→ **Objective**
Where the data below has the string "down", return the whole line.

→ **Supplied information**
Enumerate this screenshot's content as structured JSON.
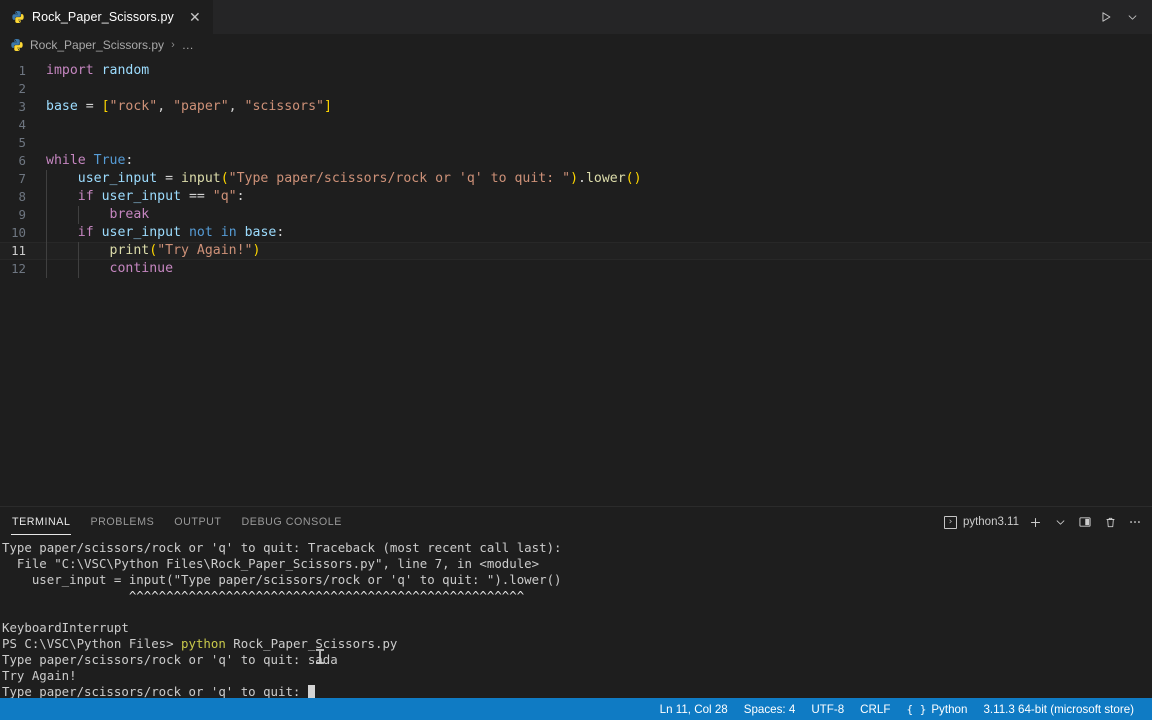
{
  "window": {
    "theme_bg": "#1e1e1e",
    "accent": "#0f7bc4"
  },
  "tabbar": {
    "tabs": [
      {
        "label": "Rock_Paper_Scissors.py",
        "icon": "python-file-icon",
        "close": "✕",
        "active": true
      }
    ],
    "actions": [
      {
        "name": "run-python-file-button",
        "glyph": "▷"
      },
      {
        "name": "run-options-chevron-down-icon",
        "glyph": "∨"
      }
    ]
  },
  "breadcrumb": {
    "icon": "python-file-icon",
    "file": "Rock_Paper_Scissors.py",
    "separator": "›",
    "more": "…"
  },
  "editor": {
    "language": "Python",
    "active_line": 11,
    "lines": [
      {
        "n": "1",
        "indent_guides": 0,
        "tokens": [
          {
            "t": "import",
            "c": "t-kw"
          },
          {
            "t": " ",
            "c": "t-plain"
          },
          {
            "t": "random",
            "c": "t-var"
          }
        ]
      },
      {
        "n": "2",
        "indent_guides": 0,
        "tokens": []
      },
      {
        "n": "3",
        "indent_guides": 0,
        "tokens": [
          {
            "t": "base",
            "c": "t-var"
          },
          {
            "t": " = ",
            "c": "t-op"
          },
          {
            "t": "[",
            "c": "t-brk"
          },
          {
            "t": "\"rock\"",
            "c": "t-str"
          },
          {
            "t": ", ",
            "c": "t-plain"
          },
          {
            "t": "\"paper\"",
            "c": "t-str"
          },
          {
            "t": ", ",
            "c": "t-plain"
          },
          {
            "t": "\"scissors\"",
            "c": "t-str"
          },
          {
            "t": "]",
            "c": "t-brk"
          }
        ]
      },
      {
        "n": "4",
        "indent_guides": 0,
        "tokens": []
      },
      {
        "n": "5",
        "indent_guides": 0,
        "tokens": []
      },
      {
        "n": "6",
        "indent_guides": 0,
        "tokens": [
          {
            "t": "while",
            "c": "t-kw"
          },
          {
            "t": " ",
            "c": "t-plain"
          },
          {
            "t": "True",
            "c": "t-kw2"
          },
          {
            "t": ":",
            "c": "t-plain"
          }
        ]
      },
      {
        "n": "7",
        "indent_guides": 1,
        "tokens": [
          {
            "t": "    ",
            "c": "t-plain"
          },
          {
            "t": "user_input",
            "c": "t-var"
          },
          {
            "t": " = ",
            "c": "t-op"
          },
          {
            "t": "input",
            "c": "t-fn"
          },
          {
            "t": "(",
            "c": "t-brk"
          },
          {
            "t": "\"Type paper/scissors/rock or 'q' to quit: \"",
            "c": "t-str"
          },
          {
            "t": ")",
            "c": "t-brk"
          },
          {
            "t": ".",
            "c": "t-plain"
          },
          {
            "t": "lower",
            "c": "t-fn"
          },
          {
            "t": "()",
            "c": "t-brk"
          }
        ]
      },
      {
        "n": "8",
        "indent_guides": 1,
        "tokens": [
          {
            "t": "    ",
            "c": "t-plain"
          },
          {
            "t": "if",
            "c": "t-kw"
          },
          {
            "t": " ",
            "c": "t-plain"
          },
          {
            "t": "user_input",
            "c": "t-var"
          },
          {
            "t": " == ",
            "c": "t-op"
          },
          {
            "t": "\"q\"",
            "c": "t-str"
          },
          {
            "t": ":",
            "c": "t-plain"
          }
        ]
      },
      {
        "n": "9",
        "indent_guides": 2,
        "tokens": [
          {
            "t": "        ",
            "c": "t-plain"
          },
          {
            "t": "break",
            "c": "t-kw"
          }
        ]
      },
      {
        "n": "10",
        "indent_guides": 1,
        "tokens": [
          {
            "t": "    ",
            "c": "t-plain"
          },
          {
            "t": "if",
            "c": "t-kw"
          },
          {
            "t": " ",
            "c": "t-plain"
          },
          {
            "t": "user_input",
            "c": "t-var"
          },
          {
            "t": " ",
            "c": "t-plain"
          },
          {
            "t": "not",
            "c": "t-kw2"
          },
          {
            "t": " ",
            "c": "t-plain"
          },
          {
            "t": "in",
            "c": "t-kw2"
          },
          {
            "t": " ",
            "c": "t-plain"
          },
          {
            "t": "base",
            "c": "t-var"
          },
          {
            "t": ":",
            "c": "t-plain"
          }
        ]
      },
      {
        "n": "11",
        "indent_guides": 2,
        "tokens": [
          {
            "t": "        ",
            "c": "t-plain"
          },
          {
            "t": "print",
            "c": "t-fn"
          },
          {
            "t": "(",
            "c": "t-brk"
          },
          {
            "t": "\"Try Again!\"",
            "c": "t-str"
          },
          {
            "t": ")",
            "c": "t-brk"
          }
        ]
      },
      {
        "n": "12",
        "indent_guides": 2,
        "tokens": [
          {
            "t": "        ",
            "c": "t-plain"
          },
          {
            "t": "continue",
            "c": "t-kw"
          }
        ]
      }
    ]
  },
  "panel": {
    "tabs": [
      {
        "label": "TERMINAL",
        "active": true
      },
      {
        "label": "PROBLEMS",
        "active": false
      },
      {
        "label": "OUTPUT",
        "active": false
      },
      {
        "label": "DEBUG CONSOLE",
        "active": false
      }
    ],
    "terminal_name": "python3.11",
    "terminal_icon_glyph": "›",
    "actions": [
      {
        "name": "new-terminal-button",
        "glyph": "+"
      },
      {
        "name": "terminal-profile-chevron-down-icon",
        "glyph": "∨"
      },
      {
        "name": "split-terminal-button",
        "glyph": "split"
      },
      {
        "name": "kill-terminal-button",
        "glyph": "trash"
      },
      {
        "name": "panel-more-actions-button",
        "glyph": "⋯"
      }
    ],
    "terminal_lines": [
      {
        "segments": [
          {
            "text": "Type paper/scissors/rock or 'q' to quit: Traceback (most recent call last):",
            "c": "tc-default"
          }
        ]
      },
      {
        "segments": [
          {
            "text": "  File \"C:\\VSC\\Python Files\\Rock_Paper_Scissors.py\", line 7, in <module>",
            "c": "tc-default"
          }
        ]
      },
      {
        "segments": [
          {
            "text": "    user_input = input(\"Type paper/scissors/rock or 'q' to quit: \").lower()",
            "c": "tc-default"
          }
        ]
      },
      {
        "segments": [
          {
            "text": "                 ^^^^^^^^^^^^^^^^^^^^^^^^^^^^^^^^^^^^^^^^^^^^^^^^^^^^^",
            "c": "tc-white"
          }
        ]
      },
      {
        "segments": [
          {
            "text": "",
            "c": "tc-default"
          }
        ]
      },
      {
        "segments": [
          {
            "text": "KeyboardInterrupt",
            "c": "tc-default"
          }
        ]
      },
      {
        "segments": [
          {
            "text": "PS C:\\VSC\\Python Files> ",
            "c": "tc-default"
          },
          {
            "text": "python",
            "c": "tc-yellow"
          },
          {
            "text": " Rock_Paper_Scissors.py",
            "c": "tc-default"
          }
        ]
      },
      {
        "segments": [
          {
            "text": "Type paper/scissors/rock or 'q' to quit: sada",
            "c": "tc-default"
          }
        ]
      },
      {
        "segments": [
          {
            "text": "Try Again!",
            "c": "tc-default"
          }
        ]
      },
      {
        "segments": [
          {
            "text": "Type paper/scissors/rock or 'q' to quit: ",
            "c": "tc-default"
          }
        ],
        "cursor": true
      }
    ]
  },
  "statusbar": {
    "items": [
      {
        "name": "editor-position",
        "label": "Ln 11, Col 28"
      },
      {
        "name": "editor-indentation",
        "label": "Spaces: 4"
      },
      {
        "name": "editor-encoding",
        "label": "UTF-8"
      },
      {
        "name": "editor-eol",
        "label": "CRLF"
      },
      {
        "name": "editor-language-mode",
        "label": "Python",
        "icon": "braces-icon"
      },
      {
        "name": "python-interpreter-version",
        "label": "3.11.3 64-bit (microsoft store)"
      }
    ]
  }
}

→ **The response**
        "name": "run-options-chevron-down-icon",
        "name": "terminal-profile-chevron-down-icon",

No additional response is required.